▶ **Your goal**: Count the lines below that contain the word "SERVICES", and reply with that number alone.

======== Materials provided

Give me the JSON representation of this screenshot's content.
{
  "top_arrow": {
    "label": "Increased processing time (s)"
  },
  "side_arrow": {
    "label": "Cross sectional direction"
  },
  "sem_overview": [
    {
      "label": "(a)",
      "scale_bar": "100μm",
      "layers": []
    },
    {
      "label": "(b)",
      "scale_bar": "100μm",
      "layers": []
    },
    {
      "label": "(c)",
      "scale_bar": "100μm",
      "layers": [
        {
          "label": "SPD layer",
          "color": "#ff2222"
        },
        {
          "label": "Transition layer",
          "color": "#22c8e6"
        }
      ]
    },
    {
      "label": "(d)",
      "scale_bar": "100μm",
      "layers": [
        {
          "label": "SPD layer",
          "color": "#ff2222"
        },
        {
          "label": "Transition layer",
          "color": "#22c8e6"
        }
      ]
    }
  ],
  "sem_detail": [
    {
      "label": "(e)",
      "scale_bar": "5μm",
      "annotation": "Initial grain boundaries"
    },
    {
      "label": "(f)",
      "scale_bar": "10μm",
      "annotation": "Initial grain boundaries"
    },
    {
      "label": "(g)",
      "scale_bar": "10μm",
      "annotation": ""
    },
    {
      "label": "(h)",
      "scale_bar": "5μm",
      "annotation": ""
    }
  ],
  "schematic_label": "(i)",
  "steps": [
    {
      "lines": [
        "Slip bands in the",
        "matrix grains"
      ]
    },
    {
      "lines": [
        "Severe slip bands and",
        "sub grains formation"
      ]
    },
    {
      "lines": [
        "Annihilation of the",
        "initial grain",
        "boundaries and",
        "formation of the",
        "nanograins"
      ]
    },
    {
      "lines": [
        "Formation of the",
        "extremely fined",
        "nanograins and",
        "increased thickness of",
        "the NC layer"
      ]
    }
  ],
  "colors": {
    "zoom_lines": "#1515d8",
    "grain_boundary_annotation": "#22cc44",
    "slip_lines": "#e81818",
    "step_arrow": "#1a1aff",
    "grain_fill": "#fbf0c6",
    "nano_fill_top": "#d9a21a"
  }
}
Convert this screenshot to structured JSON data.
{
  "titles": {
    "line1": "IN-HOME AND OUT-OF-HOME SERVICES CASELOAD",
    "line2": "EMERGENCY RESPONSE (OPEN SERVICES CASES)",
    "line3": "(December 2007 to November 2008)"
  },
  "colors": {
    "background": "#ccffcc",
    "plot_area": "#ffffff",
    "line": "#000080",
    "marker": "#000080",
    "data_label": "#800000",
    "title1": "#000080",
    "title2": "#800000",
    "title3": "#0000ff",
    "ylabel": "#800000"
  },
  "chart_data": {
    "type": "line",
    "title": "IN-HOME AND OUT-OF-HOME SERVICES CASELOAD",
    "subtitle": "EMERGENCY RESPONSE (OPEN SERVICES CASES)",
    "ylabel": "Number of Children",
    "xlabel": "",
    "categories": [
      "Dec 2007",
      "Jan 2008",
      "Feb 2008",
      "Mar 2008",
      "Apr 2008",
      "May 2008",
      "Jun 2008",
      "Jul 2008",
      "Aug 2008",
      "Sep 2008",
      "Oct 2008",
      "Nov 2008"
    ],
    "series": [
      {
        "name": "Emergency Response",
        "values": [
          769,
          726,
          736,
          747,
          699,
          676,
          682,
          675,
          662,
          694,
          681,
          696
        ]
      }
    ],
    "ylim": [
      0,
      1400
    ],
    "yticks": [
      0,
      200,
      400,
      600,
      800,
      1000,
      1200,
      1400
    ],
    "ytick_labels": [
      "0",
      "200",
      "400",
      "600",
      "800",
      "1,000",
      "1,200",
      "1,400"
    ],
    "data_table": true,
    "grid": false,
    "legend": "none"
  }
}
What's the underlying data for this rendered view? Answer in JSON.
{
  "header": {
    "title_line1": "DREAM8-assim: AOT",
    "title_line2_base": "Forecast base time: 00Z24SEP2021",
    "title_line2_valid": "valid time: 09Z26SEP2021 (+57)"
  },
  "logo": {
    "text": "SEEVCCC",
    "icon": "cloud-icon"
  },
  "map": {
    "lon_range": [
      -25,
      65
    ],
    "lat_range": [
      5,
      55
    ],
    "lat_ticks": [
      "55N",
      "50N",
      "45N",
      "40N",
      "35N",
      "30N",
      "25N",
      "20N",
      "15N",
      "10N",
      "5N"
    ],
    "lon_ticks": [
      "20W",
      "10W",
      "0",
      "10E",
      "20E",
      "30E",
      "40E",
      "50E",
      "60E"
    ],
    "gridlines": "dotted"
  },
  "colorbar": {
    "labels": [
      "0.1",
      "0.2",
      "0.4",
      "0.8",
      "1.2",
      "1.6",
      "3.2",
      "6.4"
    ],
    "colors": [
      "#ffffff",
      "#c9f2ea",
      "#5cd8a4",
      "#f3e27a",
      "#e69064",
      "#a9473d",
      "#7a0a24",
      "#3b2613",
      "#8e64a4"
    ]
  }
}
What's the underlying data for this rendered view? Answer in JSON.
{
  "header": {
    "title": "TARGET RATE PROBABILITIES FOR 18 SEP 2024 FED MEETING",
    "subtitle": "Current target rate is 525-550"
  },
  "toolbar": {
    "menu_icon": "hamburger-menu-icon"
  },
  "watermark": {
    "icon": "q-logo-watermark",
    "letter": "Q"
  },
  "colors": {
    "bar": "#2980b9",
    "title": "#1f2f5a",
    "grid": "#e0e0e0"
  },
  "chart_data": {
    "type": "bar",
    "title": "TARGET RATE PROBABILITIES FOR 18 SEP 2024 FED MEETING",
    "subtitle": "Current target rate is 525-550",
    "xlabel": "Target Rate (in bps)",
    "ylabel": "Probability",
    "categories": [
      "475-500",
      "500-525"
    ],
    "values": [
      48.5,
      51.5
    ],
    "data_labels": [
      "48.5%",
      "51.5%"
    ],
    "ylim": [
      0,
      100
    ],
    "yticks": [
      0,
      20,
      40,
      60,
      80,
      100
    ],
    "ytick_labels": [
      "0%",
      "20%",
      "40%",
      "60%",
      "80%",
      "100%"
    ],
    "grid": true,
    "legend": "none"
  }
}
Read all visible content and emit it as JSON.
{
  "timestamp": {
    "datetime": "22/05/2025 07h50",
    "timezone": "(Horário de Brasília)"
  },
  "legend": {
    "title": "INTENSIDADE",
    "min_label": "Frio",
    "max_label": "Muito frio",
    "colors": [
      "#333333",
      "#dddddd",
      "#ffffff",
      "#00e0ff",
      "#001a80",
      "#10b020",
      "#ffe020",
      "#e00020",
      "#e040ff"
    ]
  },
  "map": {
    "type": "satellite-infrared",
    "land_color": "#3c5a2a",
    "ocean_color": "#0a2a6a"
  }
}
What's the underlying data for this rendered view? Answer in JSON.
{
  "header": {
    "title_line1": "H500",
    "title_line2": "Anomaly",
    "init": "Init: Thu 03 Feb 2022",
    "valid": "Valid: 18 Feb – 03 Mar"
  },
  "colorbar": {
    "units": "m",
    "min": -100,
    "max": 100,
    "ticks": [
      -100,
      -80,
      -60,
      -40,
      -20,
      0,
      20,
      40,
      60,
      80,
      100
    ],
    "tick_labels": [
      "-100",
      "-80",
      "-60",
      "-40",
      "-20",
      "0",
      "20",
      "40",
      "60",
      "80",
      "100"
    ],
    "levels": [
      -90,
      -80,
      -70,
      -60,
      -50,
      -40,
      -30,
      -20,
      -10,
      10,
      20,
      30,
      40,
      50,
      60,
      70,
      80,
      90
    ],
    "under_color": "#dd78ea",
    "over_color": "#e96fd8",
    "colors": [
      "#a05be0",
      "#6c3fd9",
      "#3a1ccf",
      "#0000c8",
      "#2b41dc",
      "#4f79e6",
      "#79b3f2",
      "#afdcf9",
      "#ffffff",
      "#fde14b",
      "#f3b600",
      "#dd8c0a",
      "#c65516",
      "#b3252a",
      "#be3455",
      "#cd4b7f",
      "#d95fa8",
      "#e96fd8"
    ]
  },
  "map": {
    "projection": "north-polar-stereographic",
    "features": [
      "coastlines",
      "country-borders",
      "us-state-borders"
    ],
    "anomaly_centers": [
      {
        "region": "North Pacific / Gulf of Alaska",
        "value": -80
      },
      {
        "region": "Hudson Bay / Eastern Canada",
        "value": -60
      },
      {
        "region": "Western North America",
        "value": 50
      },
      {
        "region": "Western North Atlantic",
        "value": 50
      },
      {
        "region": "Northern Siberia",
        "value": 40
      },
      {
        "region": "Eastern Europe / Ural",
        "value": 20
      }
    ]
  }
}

================

▶ **Full solution**: 4